_WHAT NEEDS TO BE DONE_. Search the records that follow and extract every line containing the string "إسرائيل".

_MATERIAL PROVIDED_.
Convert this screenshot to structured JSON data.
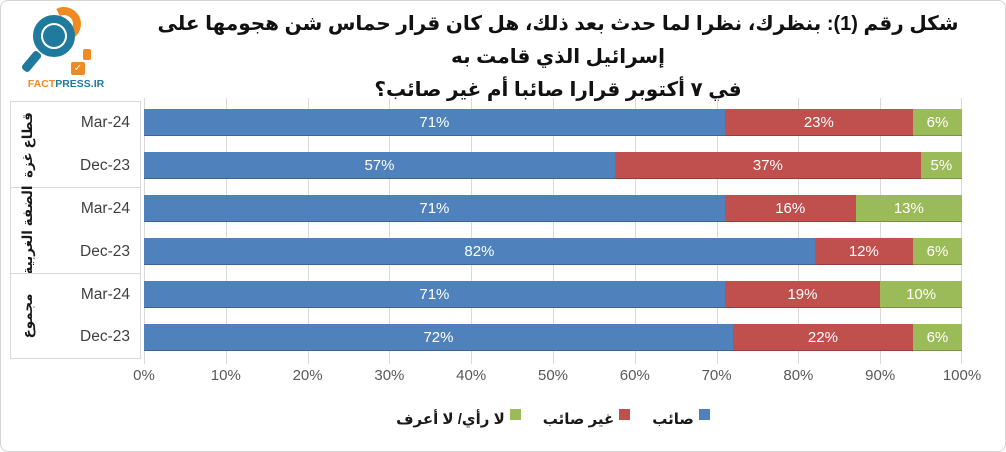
{
  "brand": {
    "fact": "FACT",
    "press": "PRESS.IR",
    "check": "✓",
    "teal": "#1F7A9D",
    "orange": "#F18B21"
  },
  "title": {
    "line1": "شكل رقم (1): بنظرك، نظرا لما حدث بعد ذلك، هل كان قرار حماس شن هجومها على إسرائيل الذي قامت به",
    "line2": "في ٧ أكتوبر قرارا صائبا أم غير صائب؟"
  },
  "chart_data": {
    "type": "bar",
    "orientation": "horizontal",
    "stacked": true,
    "title": "شكل رقم (1): بنظرك، نظرا لما حدث بعد ذلك، هل كان قرار حماس شن هجومها على إسرائيل الذي قامت به في ٧ أكتوبر قرارا صائبا أم غير صائب؟",
    "xlabel": "",
    "ylabel": "",
    "xlim": [
      0,
      100
    ],
    "grid": true,
    "legend_position": "bottom",
    "x_ticks": [
      "0%",
      "10%",
      "20%",
      "30%",
      "40%",
      "50%",
      "60%",
      "70%",
      "80%",
      "90%",
      "100%"
    ],
    "series": [
      {
        "name": "صائب",
        "color": "#4F81BD",
        "values": [
          71,
          57,
          71,
          82,
          71,
          72
        ]
      },
      {
        "name": "غير صائب",
        "color": "#C0504D",
        "values": [
          23,
          37,
          16,
          12,
          19,
          22
        ]
      },
      {
        "name": "لا رأي/ لا أعرف",
        "color": "#9BBB59",
        "values": [
          6,
          5,
          13,
          6,
          10,
          6
        ]
      }
    ],
    "categories": [
      "Mar-24",
      "Dec-23",
      "Mar-24",
      "Dec-23",
      "Mar-24",
      "Dec-23"
    ],
    "groups": [
      {
        "label": "قطاع غزة",
        "rows": [
          {
            "period": "Mar-24",
            "values": [
              71,
              23,
              6
            ],
            "labels": [
              "71%",
              "23%",
              "6%"
            ]
          },
          {
            "period": "Dec-23",
            "values": [
              57,
              37,
              5
            ],
            "labels": [
              "57%",
              "37%",
              "5%"
            ]
          }
        ]
      },
      {
        "label": "الضفة الغربية",
        "rows": [
          {
            "period": "Mar-24",
            "values": [
              71,
              16,
              13
            ],
            "labels": [
              "71%",
              "16%",
              "13%"
            ]
          },
          {
            "period": "Dec-23",
            "values": [
              82,
              12,
              6
            ],
            "labels": [
              "82%",
              "12%",
              "6%"
            ]
          }
        ]
      },
      {
        "label": "مجموع",
        "rows": [
          {
            "period": "Mar-24",
            "values": [
              71,
              19,
              10
            ],
            "labels": [
              "71%",
              "19%",
              "10%"
            ]
          },
          {
            "period": "Dec-23",
            "values": [
              72,
              22,
              6
            ],
            "labels": [
              "72%",
              "22%",
              "6%"
            ]
          }
        ]
      }
    ],
    "legend": [
      {
        "label": "صائب",
        "color": "#4F81BD"
      },
      {
        "label": "غير صائب",
        "color": "#C0504D"
      },
      {
        "label": "لا رأي/ لا أعرف",
        "color": "#9BBB59"
      }
    ]
  }
}
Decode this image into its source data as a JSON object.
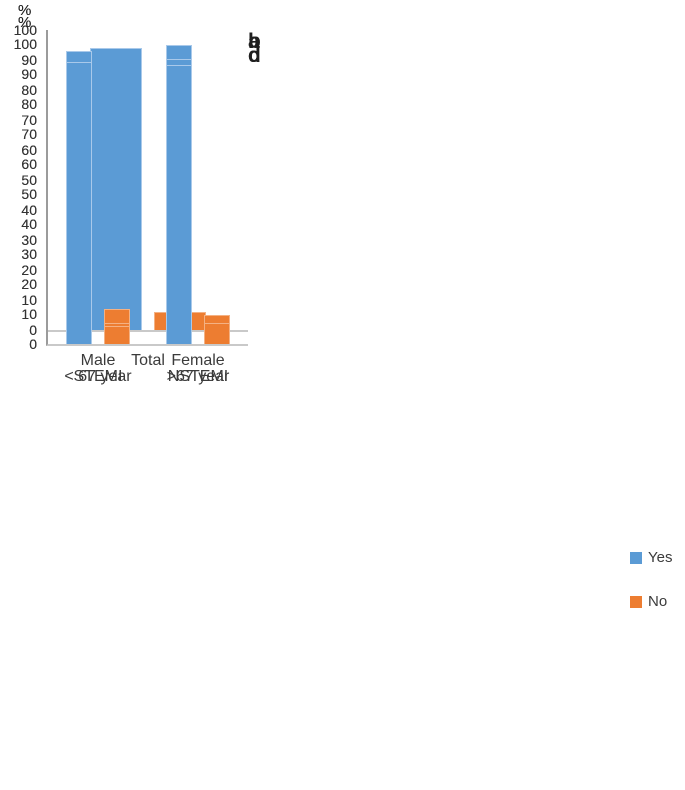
{
  "figure": {
    "axis": {
      "ticks": [
        100,
        90,
        80,
        70,
        60,
        50,
        40,
        30,
        20,
        10,
        0
      ],
      "unit_label": "%",
      "min": 0,
      "max": 100
    },
    "legend": {
      "items": [
        {
          "label": "Yes",
          "color": "#5b9bd5",
          "border": "#a9c9ea"
        },
        {
          "label": "No",
          "color": "#ed7d31",
          "border": "#f4b183"
        }
      ]
    }
  },
  "chart_data": [
    {
      "type": "bar",
      "panel_label": "a",
      "categories": [
        "Total"
      ],
      "series": [
        {
          "name": "Yes",
          "values": [
            94
          ]
        },
        {
          "name": "No",
          "values": [
            6
          ]
        }
      ],
      "ylabel": "%",
      "ylim": [
        0,
        100
      ],
      "grid": false,
      "legend_position": "right-of-figure"
    },
    {
      "type": "bar",
      "panel_label": "b",
      "categories": [
        "Male",
        "Female"
      ],
      "series": [
        {
          "name": "Yes",
          "values": [
            93,
            95
          ]
        },
        {
          "name": "No",
          "values": [
            7,
            5
          ]
        }
      ],
      "ylabel": "%",
      "ylim": [
        0,
        100
      ],
      "grid": false,
      "legend_position": "right-of-figure"
    },
    {
      "type": "bar",
      "panel_label": "c",
      "categories": [
        "STEMI",
        "NSTEMI"
      ],
      "series": [
        {
          "name": "Yes",
          "values": [
            93,
            95
          ]
        },
        {
          "name": "No",
          "values": [
            7,
            5
          ]
        }
      ],
      "ylabel": "%",
      "ylim": [
        0,
        100
      ],
      "grid": false,
      "legend_position": "right-of-figure"
    },
    {
      "type": "bar",
      "panel_label": "d",
      "categories": [
        "< 67 year",
        ">67 year"
      ],
      "series": [
        {
          "name": "Yes",
          "values": [
            94,
            93
          ]
        },
        {
          "name": "No",
          "values": [
            6,
            7
          ]
        }
      ],
      "ylabel": "%",
      "ylim": [
        0,
        100
      ],
      "grid": false,
      "legend_position": "right-of-figure"
    }
  ]
}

_FULL ANSWER_.
    "line1": "شكل رقم (1): بنظرك، نظرا لما حدث بعد ذلك، هل كان قرار حماس شن هجومها على إسرائيل الذي قامت به",
    "title": "شكل رقم (1): بنظرك، نظرا لما حدث بعد ذلك، هل كان قرار حماس شن هجومها على إسرائيل الذي قامت به في ٧ أكتوبر قرارا صائبا أم غير صائب؟",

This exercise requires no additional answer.